Required work ▸ Scan the material for the word "title", and copy each line where it shows up.

Excerpted records ▸

((

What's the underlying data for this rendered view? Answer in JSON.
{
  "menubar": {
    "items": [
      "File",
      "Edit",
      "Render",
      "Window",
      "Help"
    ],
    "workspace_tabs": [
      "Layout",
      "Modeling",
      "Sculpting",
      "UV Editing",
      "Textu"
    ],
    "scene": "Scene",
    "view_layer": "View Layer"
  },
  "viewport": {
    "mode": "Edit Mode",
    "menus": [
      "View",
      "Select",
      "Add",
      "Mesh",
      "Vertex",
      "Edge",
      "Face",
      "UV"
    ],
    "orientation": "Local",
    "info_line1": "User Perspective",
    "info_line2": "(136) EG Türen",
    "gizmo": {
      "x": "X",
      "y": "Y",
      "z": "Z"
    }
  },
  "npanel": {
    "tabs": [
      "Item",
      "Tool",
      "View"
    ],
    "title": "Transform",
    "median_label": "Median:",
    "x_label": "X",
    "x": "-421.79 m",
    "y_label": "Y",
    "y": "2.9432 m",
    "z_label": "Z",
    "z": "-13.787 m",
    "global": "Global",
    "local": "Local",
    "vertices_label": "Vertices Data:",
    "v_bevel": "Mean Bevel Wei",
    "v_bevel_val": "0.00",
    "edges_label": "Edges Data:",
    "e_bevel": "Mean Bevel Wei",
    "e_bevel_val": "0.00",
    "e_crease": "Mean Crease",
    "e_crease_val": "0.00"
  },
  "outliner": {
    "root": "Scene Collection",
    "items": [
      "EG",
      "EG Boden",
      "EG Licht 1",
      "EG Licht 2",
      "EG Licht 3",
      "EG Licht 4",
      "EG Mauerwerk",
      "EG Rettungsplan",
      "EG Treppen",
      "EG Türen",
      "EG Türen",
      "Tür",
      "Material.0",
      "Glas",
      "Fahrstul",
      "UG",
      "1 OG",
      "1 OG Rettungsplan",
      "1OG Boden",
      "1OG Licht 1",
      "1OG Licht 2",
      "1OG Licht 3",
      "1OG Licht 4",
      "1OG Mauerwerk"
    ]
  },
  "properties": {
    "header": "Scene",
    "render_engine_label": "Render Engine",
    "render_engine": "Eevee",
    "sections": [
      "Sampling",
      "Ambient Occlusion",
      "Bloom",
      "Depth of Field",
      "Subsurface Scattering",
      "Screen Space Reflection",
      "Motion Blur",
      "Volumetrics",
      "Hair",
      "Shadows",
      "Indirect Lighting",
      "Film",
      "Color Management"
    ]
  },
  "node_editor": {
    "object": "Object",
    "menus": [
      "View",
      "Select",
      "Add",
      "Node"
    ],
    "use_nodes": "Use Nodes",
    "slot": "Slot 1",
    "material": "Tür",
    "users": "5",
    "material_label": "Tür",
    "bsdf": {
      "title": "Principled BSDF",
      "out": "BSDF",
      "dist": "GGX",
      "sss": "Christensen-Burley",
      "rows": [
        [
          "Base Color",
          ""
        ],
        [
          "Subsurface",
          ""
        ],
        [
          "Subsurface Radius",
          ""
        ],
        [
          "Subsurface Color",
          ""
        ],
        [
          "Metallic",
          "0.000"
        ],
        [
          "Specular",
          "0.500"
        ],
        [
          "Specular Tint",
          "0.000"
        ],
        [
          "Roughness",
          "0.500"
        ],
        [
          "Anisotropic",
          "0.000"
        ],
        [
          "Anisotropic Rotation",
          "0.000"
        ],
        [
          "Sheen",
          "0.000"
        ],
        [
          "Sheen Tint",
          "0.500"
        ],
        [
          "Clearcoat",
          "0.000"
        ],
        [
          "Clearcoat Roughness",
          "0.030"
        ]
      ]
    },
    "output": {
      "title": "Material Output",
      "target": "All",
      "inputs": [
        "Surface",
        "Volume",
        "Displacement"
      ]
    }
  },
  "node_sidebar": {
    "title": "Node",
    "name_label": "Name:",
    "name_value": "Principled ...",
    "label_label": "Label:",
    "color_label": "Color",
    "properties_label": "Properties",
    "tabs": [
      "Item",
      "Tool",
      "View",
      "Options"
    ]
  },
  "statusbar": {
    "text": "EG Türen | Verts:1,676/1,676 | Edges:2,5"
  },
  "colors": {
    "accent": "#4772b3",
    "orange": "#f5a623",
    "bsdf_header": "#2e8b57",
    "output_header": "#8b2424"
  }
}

))

Solution ▸
    "title": "Transform",
      "title": "Principled BSDF",
      "title": "Material Output",
    "title": "Node",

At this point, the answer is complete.